▶ SHORT PROBLEM
Write out the entire listing below exactly, with the pictures left out.

▶ Collected data entries
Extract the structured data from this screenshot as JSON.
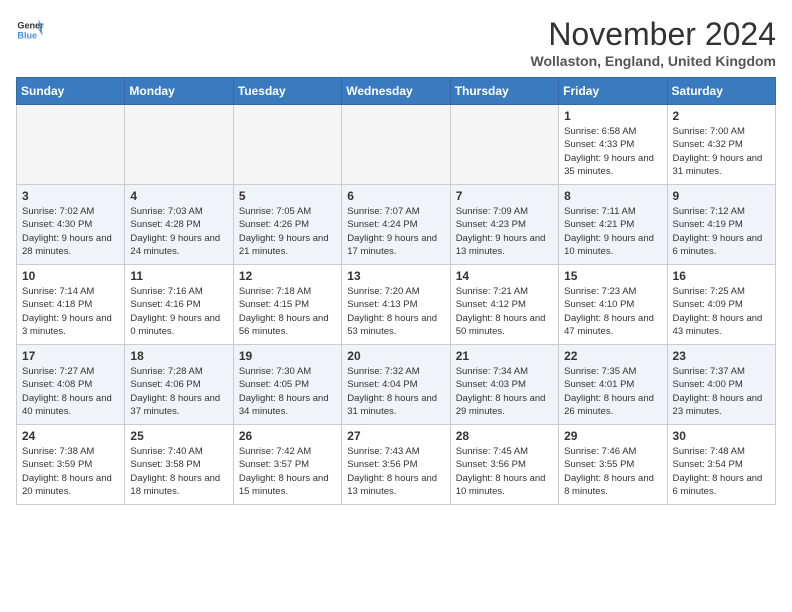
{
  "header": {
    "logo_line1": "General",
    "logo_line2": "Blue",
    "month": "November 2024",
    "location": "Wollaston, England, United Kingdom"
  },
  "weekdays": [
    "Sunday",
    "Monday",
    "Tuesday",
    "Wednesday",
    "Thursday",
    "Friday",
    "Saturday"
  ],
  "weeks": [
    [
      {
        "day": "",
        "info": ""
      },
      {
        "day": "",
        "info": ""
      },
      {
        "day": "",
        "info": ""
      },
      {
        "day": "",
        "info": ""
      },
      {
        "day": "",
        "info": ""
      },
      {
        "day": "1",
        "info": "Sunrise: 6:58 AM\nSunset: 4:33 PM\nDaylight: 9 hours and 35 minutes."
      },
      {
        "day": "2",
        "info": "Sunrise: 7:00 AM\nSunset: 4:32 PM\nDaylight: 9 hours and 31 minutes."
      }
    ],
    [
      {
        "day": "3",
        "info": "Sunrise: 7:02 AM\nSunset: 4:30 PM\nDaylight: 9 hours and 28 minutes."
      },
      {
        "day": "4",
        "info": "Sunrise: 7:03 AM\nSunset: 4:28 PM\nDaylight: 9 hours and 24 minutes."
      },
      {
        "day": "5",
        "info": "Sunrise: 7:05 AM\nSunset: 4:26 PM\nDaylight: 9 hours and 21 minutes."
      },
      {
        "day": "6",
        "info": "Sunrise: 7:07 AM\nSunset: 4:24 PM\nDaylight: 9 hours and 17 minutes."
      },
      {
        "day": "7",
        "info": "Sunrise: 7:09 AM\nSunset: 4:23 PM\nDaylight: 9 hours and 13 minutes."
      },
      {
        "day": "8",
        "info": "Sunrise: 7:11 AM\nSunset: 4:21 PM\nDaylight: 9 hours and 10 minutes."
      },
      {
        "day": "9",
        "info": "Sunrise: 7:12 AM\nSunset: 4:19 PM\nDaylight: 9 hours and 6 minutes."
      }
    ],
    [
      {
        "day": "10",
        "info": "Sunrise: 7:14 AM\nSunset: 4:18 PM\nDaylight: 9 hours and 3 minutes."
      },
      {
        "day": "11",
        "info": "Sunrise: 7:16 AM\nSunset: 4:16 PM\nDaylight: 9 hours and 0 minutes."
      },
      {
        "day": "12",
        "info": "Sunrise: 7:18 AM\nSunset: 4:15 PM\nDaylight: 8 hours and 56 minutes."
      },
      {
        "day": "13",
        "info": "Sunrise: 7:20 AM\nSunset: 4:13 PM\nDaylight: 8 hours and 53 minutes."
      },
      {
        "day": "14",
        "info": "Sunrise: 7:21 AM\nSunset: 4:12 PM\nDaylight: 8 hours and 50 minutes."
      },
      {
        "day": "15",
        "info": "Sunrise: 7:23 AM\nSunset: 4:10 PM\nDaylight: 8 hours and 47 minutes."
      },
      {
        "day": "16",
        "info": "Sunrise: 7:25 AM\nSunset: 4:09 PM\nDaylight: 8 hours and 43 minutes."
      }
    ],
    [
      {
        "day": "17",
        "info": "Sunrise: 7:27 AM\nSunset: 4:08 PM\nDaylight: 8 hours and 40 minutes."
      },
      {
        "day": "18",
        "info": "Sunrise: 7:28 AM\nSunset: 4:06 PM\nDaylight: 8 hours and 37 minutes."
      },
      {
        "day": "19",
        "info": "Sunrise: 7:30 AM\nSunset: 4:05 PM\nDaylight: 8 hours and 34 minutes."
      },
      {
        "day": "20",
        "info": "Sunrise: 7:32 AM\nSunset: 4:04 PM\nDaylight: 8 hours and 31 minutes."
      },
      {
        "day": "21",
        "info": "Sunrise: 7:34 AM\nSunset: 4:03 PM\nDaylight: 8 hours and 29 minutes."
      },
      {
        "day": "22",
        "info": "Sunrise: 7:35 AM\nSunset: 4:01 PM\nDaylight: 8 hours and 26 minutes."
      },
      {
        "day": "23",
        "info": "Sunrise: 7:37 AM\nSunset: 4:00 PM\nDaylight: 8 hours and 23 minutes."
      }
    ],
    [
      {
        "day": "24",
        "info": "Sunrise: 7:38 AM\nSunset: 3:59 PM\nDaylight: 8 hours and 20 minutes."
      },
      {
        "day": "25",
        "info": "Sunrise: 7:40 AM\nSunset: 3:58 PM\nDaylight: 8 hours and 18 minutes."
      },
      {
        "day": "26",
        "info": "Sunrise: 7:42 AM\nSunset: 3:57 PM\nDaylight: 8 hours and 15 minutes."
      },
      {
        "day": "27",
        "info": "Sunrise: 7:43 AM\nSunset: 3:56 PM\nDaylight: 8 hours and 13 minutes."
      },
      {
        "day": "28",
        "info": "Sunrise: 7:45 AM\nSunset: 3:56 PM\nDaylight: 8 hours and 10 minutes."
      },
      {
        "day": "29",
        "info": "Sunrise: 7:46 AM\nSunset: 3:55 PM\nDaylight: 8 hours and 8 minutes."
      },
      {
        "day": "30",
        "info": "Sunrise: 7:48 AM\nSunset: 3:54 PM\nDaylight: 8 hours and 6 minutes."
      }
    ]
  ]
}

▶ SOLUTION TO THIS PROBLEM
Extract the structured data from this screenshot as JSON.
{
  "header": {
    "logo_line1": "General",
    "logo_line2": "Blue",
    "month": "November 2024",
    "location": "Wollaston, England, United Kingdom"
  },
  "weekdays": [
    "Sunday",
    "Monday",
    "Tuesday",
    "Wednesday",
    "Thursday",
    "Friday",
    "Saturday"
  ],
  "weeks": [
    [
      {
        "day": "",
        "info": ""
      },
      {
        "day": "",
        "info": ""
      },
      {
        "day": "",
        "info": ""
      },
      {
        "day": "",
        "info": ""
      },
      {
        "day": "",
        "info": ""
      },
      {
        "day": "1",
        "info": "Sunrise: 6:58 AM\nSunset: 4:33 PM\nDaylight: 9 hours and 35 minutes."
      },
      {
        "day": "2",
        "info": "Sunrise: 7:00 AM\nSunset: 4:32 PM\nDaylight: 9 hours and 31 minutes."
      }
    ],
    [
      {
        "day": "3",
        "info": "Sunrise: 7:02 AM\nSunset: 4:30 PM\nDaylight: 9 hours and 28 minutes."
      },
      {
        "day": "4",
        "info": "Sunrise: 7:03 AM\nSunset: 4:28 PM\nDaylight: 9 hours and 24 minutes."
      },
      {
        "day": "5",
        "info": "Sunrise: 7:05 AM\nSunset: 4:26 PM\nDaylight: 9 hours and 21 minutes."
      },
      {
        "day": "6",
        "info": "Sunrise: 7:07 AM\nSunset: 4:24 PM\nDaylight: 9 hours and 17 minutes."
      },
      {
        "day": "7",
        "info": "Sunrise: 7:09 AM\nSunset: 4:23 PM\nDaylight: 9 hours and 13 minutes."
      },
      {
        "day": "8",
        "info": "Sunrise: 7:11 AM\nSunset: 4:21 PM\nDaylight: 9 hours and 10 minutes."
      },
      {
        "day": "9",
        "info": "Sunrise: 7:12 AM\nSunset: 4:19 PM\nDaylight: 9 hours and 6 minutes."
      }
    ],
    [
      {
        "day": "10",
        "info": "Sunrise: 7:14 AM\nSunset: 4:18 PM\nDaylight: 9 hours and 3 minutes."
      },
      {
        "day": "11",
        "info": "Sunrise: 7:16 AM\nSunset: 4:16 PM\nDaylight: 9 hours and 0 minutes."
      },
      {
        "day": "12",
        "info": "Sunrise: 7:18 AM\nSunset: 4:15 PM\nDaylight: 8 hours and 56 minutes."
      },
      {
        "day": "13",
        "info": "Sunrise: 7:20 AM\nSunset: 4:13 PM\nDaylight: 8 hours and 53 minutes."
      },
      {
        "day": "14",
        "info": "Sunrise: 7:21 AM\nSunset: 4:12 PM\nDaylight: 8 hours and 50 minutes."
      },
      {
        "day": "15",
        "info": "Sunrise: 7:23 AM\nSunset: 4:10 PM\nDaylight: 8 hours and 47 minutes."
      },
      {
        "day": "16",
        "info": "Sunrise: 7:25 AM\nSunset: 4:09 PM\nDaylight: 8 hours and 43 minutes."
      }
    ],
    [
      {
        "day": "17",
        "info": "Sunrise: 7:27 AM\nSunset: 4:08 PM\nDaylight: 8 hours and 40 minutes."
      },
      {
        "day": "18",
        "info": "Sunrise: 7:28 AM\nSunset: 4:06 PM\nDaylight: 8 hours and 37 minutes."
      },
      {
        "day": "19",
        "info": "Sunrise: 7:30 AM\nSunset: 4:05 PM\nDaylight: 8 hours and 34 minutes."
      },
      {
        "day": "20",
        "info": "Sunrise: 7:32 AM\nSunset: 4:04 PM\nDaylight: 8 hours and 31 minutes."
      },
      {
        "day": "21",
        "info": "Sunrise: 7:34 AM\nSunset: 4:03 PM\nDaylight: 8 hours and 29 minutes."
      },
      {
        "day": "22",
        "info": "Sunrise: 7:35 AM\nSunset: 4:01 PM\nDaylight: 8 hours and 26 minutes."
      },
      {
        "day": "23",
        "info": "Sunrise: 7:37 AM\nSunset: 4:00 PM\nDaylight: 8 hours and 23 minutes."
      }
    ],
    [
      {
        "day": "24",
        "info": "Sunrise: 7:38 AM\nSunset: 3:59 PM\nDaylight: 8 hours and 20 minutes."
      },
      {
        "day": "25",
        "info": "Sunrise: 7:40 AM\nSunset: 3:58 PM\nDaylight: 8 hours and 18 minutes."
      },
      {
        "day": "26",
        "info": "Sunrise: 7:42 AM\nSunset: 3:57 PM\nDaylight: 8 hours and 15 minutes."
      },
      {
        "day": "27",
        "info": "Sunrise: 7:43 AM\nSunset: 3:56 PM\nDaylight: 8 hours and 13 minutes."
      },
      {
        "day": "28",
        "info": "Sunrise: 7:45 AM\nSunset: 3:56 PM\nDaylight: 8 hours and 10 minutes."
      },
      {
        "day": "29",
        "info": "Sunrise: 7:46 AM\nSunset: 3:55 PM\nDaylight: 8 hours and 8 minutes."
      },
      {
        "day": "30",
        "info": "Sunrise: 7:48 AM\nSunset: 3:54 PM\nDaylight: 8 hours and 6 minutes."
      }
    ]
  ]
}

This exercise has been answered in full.